**What is expected**
Identify each line below that contains the word "with", and copy it out.

**Records shown**

§ §

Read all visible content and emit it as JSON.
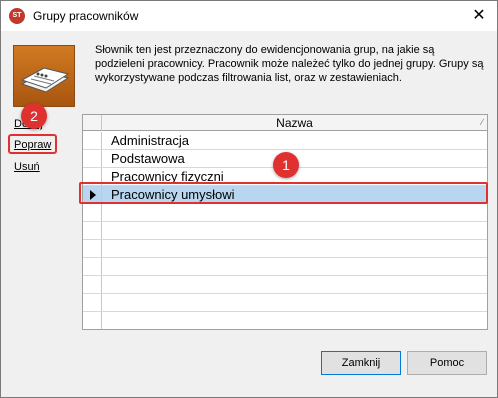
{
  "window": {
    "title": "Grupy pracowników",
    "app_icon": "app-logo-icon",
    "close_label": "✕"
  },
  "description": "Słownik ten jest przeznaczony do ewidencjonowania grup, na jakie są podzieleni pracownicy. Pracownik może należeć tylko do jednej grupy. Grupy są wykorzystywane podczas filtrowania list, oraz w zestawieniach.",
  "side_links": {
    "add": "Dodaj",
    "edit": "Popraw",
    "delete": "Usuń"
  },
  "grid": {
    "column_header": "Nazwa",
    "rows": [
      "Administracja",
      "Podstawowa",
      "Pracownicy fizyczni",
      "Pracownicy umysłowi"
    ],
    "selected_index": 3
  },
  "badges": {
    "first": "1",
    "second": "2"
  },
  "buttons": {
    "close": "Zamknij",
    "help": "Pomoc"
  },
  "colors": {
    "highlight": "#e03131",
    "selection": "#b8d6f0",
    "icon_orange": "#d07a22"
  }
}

§ §

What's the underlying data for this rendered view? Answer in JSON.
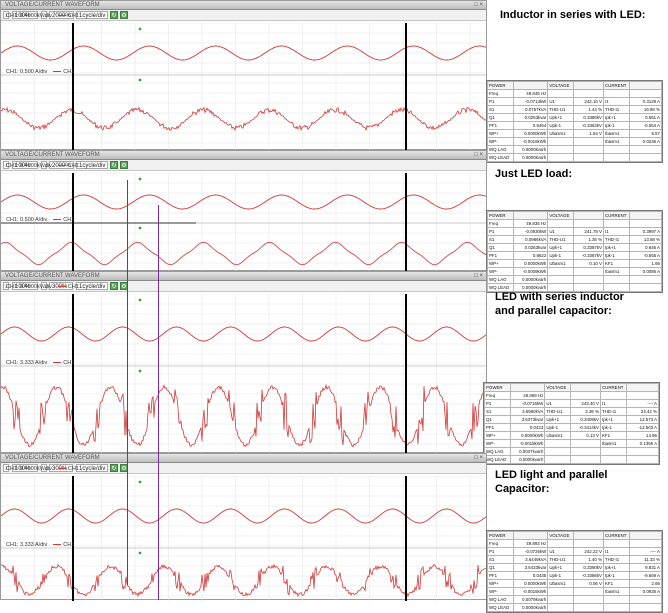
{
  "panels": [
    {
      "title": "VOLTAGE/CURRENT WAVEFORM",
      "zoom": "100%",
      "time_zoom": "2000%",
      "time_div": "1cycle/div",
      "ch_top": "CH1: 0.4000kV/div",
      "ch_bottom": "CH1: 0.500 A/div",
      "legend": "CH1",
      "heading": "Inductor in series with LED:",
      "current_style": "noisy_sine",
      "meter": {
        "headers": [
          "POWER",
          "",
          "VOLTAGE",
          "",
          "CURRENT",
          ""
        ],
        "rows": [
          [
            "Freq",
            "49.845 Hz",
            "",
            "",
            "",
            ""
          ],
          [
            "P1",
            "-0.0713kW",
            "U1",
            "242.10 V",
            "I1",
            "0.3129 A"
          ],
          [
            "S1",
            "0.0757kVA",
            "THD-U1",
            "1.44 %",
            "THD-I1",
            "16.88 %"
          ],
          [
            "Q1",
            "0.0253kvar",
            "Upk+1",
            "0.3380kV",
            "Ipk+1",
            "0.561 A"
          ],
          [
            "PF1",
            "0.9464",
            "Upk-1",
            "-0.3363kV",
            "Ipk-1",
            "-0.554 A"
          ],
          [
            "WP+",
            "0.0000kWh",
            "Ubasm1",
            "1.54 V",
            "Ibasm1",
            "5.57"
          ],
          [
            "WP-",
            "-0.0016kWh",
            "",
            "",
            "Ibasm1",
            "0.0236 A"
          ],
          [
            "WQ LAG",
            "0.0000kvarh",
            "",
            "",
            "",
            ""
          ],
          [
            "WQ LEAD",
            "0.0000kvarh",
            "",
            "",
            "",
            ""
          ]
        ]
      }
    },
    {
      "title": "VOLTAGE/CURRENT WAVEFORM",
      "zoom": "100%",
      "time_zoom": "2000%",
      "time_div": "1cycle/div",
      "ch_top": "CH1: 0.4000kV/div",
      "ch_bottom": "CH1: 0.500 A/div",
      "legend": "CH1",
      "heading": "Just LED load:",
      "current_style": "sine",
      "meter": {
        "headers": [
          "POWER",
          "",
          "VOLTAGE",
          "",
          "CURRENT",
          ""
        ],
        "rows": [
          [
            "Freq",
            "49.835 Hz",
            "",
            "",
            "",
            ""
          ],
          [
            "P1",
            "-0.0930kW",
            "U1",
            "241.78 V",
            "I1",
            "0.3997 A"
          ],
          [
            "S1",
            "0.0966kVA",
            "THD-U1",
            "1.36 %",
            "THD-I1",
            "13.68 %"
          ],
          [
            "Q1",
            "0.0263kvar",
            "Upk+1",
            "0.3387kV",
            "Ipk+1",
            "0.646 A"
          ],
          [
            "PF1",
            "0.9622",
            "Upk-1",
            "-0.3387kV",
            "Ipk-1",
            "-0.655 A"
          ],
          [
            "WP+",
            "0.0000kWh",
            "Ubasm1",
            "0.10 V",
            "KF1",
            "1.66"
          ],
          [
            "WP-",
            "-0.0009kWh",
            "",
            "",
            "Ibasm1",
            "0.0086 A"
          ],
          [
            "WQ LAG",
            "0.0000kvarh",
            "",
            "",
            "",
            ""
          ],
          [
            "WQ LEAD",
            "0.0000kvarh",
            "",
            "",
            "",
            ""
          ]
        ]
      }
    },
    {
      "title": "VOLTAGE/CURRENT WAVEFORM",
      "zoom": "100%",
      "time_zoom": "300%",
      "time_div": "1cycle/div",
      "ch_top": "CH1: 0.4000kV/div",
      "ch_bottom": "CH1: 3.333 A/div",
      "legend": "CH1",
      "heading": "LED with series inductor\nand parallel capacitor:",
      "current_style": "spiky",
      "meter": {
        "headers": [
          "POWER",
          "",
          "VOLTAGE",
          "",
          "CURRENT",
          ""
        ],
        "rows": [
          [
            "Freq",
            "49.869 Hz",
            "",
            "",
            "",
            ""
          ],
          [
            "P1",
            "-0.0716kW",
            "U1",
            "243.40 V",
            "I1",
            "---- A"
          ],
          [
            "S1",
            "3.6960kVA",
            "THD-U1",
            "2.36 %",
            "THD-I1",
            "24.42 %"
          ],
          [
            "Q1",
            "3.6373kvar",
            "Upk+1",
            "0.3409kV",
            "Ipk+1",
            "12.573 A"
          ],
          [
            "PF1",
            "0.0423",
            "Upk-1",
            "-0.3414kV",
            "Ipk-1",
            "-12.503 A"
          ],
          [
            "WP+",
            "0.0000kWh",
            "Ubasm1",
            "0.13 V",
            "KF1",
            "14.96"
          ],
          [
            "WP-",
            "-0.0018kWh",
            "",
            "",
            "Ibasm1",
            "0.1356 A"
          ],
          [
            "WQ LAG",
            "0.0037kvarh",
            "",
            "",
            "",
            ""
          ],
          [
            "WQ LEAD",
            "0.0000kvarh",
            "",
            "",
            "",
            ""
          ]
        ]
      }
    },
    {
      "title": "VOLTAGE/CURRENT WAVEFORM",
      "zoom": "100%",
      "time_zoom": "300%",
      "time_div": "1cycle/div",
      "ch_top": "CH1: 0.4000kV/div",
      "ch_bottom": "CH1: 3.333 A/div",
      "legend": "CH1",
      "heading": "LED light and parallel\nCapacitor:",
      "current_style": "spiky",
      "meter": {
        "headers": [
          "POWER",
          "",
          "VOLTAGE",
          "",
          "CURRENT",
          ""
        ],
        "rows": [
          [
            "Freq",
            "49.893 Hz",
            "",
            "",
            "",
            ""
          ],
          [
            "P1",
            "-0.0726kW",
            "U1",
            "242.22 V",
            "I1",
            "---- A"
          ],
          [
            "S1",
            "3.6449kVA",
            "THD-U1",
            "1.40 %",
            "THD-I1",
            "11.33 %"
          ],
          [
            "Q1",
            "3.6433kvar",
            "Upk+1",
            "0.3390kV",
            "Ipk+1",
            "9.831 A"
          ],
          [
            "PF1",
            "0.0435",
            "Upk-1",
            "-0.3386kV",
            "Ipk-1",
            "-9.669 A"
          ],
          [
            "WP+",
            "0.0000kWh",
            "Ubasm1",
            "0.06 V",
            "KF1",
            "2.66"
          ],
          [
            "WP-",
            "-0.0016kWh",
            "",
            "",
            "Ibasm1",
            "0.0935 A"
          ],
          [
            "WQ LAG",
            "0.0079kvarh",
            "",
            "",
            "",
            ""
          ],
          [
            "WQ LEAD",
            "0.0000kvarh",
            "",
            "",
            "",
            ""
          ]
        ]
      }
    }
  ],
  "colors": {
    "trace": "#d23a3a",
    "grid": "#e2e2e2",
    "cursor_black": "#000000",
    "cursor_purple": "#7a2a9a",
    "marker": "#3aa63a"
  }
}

§ §

**Written response**
      "heading": "Inductor in series with LED:",
      "heading": "LED with series inductor\nand parallel capacitor:",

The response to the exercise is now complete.